--- begin Supplied information ---

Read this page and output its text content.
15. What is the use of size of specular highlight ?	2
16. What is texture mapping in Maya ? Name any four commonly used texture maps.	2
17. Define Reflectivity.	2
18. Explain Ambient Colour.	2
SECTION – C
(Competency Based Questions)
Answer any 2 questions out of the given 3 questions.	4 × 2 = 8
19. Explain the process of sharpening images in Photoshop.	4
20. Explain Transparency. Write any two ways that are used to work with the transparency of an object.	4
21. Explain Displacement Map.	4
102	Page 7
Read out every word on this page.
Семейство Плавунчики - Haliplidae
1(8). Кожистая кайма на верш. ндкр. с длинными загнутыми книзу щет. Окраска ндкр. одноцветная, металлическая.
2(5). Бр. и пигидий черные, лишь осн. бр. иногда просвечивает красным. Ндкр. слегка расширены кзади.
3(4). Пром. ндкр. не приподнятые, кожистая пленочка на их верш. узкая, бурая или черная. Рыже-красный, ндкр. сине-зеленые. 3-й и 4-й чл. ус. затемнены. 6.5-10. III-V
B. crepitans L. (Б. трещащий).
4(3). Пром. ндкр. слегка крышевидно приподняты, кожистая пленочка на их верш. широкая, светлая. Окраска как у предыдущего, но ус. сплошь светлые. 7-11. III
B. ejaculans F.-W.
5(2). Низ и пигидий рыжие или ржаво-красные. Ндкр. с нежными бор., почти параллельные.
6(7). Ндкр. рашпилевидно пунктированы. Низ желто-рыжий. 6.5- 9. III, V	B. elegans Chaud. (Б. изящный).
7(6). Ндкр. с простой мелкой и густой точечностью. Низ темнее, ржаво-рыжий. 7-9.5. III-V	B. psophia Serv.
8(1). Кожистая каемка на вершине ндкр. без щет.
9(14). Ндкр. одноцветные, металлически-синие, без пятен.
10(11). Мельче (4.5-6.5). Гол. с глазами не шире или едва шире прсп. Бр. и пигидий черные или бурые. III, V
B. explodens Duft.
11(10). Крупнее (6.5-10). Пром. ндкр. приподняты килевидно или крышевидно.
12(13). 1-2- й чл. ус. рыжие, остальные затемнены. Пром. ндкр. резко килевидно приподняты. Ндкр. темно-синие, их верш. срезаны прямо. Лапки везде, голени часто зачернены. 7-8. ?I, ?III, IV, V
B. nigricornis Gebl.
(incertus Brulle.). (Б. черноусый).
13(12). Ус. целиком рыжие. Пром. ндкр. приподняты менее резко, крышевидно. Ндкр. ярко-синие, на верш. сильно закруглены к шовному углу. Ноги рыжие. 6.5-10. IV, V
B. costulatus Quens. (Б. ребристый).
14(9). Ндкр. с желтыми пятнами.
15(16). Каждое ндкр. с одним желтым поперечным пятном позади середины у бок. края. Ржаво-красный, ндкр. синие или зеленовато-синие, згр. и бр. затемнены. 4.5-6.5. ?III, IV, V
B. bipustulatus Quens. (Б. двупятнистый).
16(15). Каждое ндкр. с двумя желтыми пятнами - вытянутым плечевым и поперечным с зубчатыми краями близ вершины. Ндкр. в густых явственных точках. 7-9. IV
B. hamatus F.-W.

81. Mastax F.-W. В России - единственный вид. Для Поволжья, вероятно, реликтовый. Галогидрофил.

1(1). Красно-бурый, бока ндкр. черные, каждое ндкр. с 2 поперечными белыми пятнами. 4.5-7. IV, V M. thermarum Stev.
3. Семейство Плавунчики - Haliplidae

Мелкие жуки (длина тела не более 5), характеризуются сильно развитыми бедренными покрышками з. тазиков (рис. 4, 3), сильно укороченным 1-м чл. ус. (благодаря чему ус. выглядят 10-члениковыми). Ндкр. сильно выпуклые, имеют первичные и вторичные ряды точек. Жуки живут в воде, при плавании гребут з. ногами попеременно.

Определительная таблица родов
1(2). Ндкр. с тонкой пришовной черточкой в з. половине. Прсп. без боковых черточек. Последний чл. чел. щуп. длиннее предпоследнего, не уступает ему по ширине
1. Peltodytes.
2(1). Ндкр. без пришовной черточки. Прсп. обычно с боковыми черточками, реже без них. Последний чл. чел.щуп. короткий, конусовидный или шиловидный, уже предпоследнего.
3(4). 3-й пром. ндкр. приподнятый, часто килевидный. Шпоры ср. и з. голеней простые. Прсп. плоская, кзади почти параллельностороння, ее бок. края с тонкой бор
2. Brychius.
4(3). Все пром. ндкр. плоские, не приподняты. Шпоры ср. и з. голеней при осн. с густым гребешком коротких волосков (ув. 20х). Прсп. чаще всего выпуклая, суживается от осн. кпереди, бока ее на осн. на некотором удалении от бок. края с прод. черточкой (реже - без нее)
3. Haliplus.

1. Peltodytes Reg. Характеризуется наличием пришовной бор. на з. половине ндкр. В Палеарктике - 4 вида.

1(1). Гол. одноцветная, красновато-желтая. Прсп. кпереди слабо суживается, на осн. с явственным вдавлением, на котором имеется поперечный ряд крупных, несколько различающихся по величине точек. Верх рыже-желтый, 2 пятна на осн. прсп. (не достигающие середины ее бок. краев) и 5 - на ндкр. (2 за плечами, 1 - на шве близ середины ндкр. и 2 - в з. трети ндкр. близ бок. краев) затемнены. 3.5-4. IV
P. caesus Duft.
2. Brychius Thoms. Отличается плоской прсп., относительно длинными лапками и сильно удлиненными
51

--- end Supplied information ---

Exercise instructions:
All of the data needs to be reproduced exactly, with no line missing.

Final answer:
Read this page and output its text content.
15. What is the use of size of specular highlight ?	2
16. What is texture mapping in Maya ? Name any four commonly used texture maps.	2
17. Define Reflectivity.	2
18. Explain Ambient Colour.	2
SECTION – C
(Competency Based Questions)
Answer any 2 questions out of the given 3 questions.	4 × 2 = 8
19. Explain the process of sharpening images in Photoshop.	4
20. Explain Transparency. Write any two ways that are used to work with the transparency of an object.	4
21. Explain Displacement Map.	4
102	Page 7
Read out every word on this page.
Семейство Плавунчики - Haliplidae
1(8). Кожистая кайма на верш. ндкр. с длинными загнутыми книзу щет. Окраска ндкр. одноцветная, металлическая.
2(5). Бр. и пигидий черные, лишь осн. бр. иногда просвечивает красным. Ндкр. слегка расширены кзади.
3(4). Пром. ндкр. не приподнятые, кожистая пленочка на их верш. узкая, бурая или черная. Рыже-красный, ндкр. сине-зеленые. 3-й и 4-й чл. ус. затемнены. 6.5-10. III-V
B. crepitans L. (Б. трещащий).
4(3). Пром. ндкр. слегка крышевидно приподняты, кожистая пленочка на их верш. широкая, светлая. Окраска как у предыдущего, но ус. сплошь светлые. 7-11. III
B. ejaculans F.-W.
5(2). Низ и пигидий рыжие или ржаво-красные. Ндкр. с нежными бор., почти параллельные.
6(7). Ндкр. рашпилевидно пунктированы. Низ желто-рыжий. 6.5- 9. III, V	B. elegans Chaud. (Б. изящный).
7(6). Ндкр. с простой мелкой и густой точечностью. Низ темнее, ржаво-рыжий. 7-9.5. III-V	B. psophia Serv.
8(1). Кожистая каемка на вершине ндкр. без щет.
9(14). Ндкр. одноцветные, металлически-синие, без пятен.
10(11). Мельче (4.5-6.5). Гол. с глазами не шире или едва шире прсп. Бр. и пигидий черные или бурые. III, V
B. explodens Duft.
11(10). Крупнее (6.5-10). Пром. ндкр. приподняты килевидно или крышевидно.
12(13). 1-2- й чл. ус. рыжие, остальные затемнены. Пром. ндкр. резко килевидно приподняты. Ндкр. темно-синие, их верш. срезаны прямо. Лапки везде, голени часто зачернены. 7-8. ?I, ?III, IV, V
B. nigricornis Gebl.
(incertus Brulle.). (Б. черноусый).
13(12). Ус. целиком рыжие. Пром. ндкр. приподняты менее резко, крышевидно. Ндкр. ярко-синие, на верш. сильно закруглены к шовному углу. Ноги рыжие. 6.5-10. IV, V
B. costulatus Quens. (Б. ребристый).
14(9). Ндкр. с желтыми пятнами.
15(16). Каждое ндкр. с одним желтым поперечным пятном позади середины у бок. края. Ржаво-красный, ндкр. синие или зеленовато-синие, згр. и бр. затемнены. 4.5-6.5. ?III, IV, V
B. bipustulatus Quens. (Б. двупятнистый).
16(15). Каждое ндкр. с двумя желтыми пятнами - вытянутым плечевым и поперечным с зубчатыми краями близ вершины. Ндкр. в густых явственных точках. 7-9. IV
B. hamatus F.-W.

81. Mastax F.-W. В России - единственный вид. Для Поволжья, вероятно, реликтовый. Галогидрофил.

1(1). Красно-бурый, бока ндкр. черные, каждое ндкр. с 2 поперечными белыми пятнами. 4.5-7. IV, V M. thermarum Stev.
3. Семейство Плавунчики - Haliplidae

Мелкие жуки (длина тела не более 5), характеризуются сильно развитыми бедренными покрышками з. тазиков (рис. 4, 3), сильно укороченным 1-м чл. ус. (благодаря чему ус. выглядят 10-члениковыми). Ндкр. сильно выпуклые, имеют первичные и вторичные ряды точек. Жуки живут в воде, при плавании гребут з. ногами попеременно.

Определительная таблица родов
1(2). Ндкр. с тонкой пришовной черточкой в з. половине. Прсп. без боковых черточек. Последний чл. чел. щуп. длиннее предпоследнего, не уступает ему по ширине
1. Peltodytes.
2(1). Ндкр. без пришовной черточки. Прсп. обычно с боковыми черточками, реже без них. Последний чл. чел.щуп. короткий, конусовидный или шиловидный, уже предпоследнего.
3(4). 3-й пром. ндкр. приподнятый, часто килевидный. Шпоры ср. и з. голеней простые. Прсп. плоская, кзади почти параллельностороння, ее бок. края с тонкой бор
2. Brychius.
4(3). Все пром. ндкр. плоские, не приподняты. Шпоры ср. и з. голеней при осн. с густым гребешком коротких волосков (ув. 20х). Прсп. чаще всего выпуклая, суживается от осн. кпереди, бока ее на осн. на некотором удалении от бок. края с прод. черточкой (реже - без нее)
3. Haliplus.

1. Peltodytes Reg. Характеризуется наличием пришовной бор. на з. половине ндкр. В Палеарктике - 4 вида.

1(1). Гол. одноцветная, красновато-желтая. Прсп. кпереди слабо суживается, на осн. с явственным вдавлением, на котором имеется поперечный ряд крупных, несколько различающихся по величине точек. Верх рыже-желтый, 2 пятна на осн. прсп. (не достигающие середины ее бок. краев) и 5 - на ндкр. (2 за плечами, 1 - на шве близ середины ндкр. и 2 - в з. трети ндкр. близ бок. краев) затемнены. 3.5-4. IV
P. caesus Duft.
2. Brychius Thoms. Отличается плоской прсп., относительно длинными лапками и сильно удлиненными
51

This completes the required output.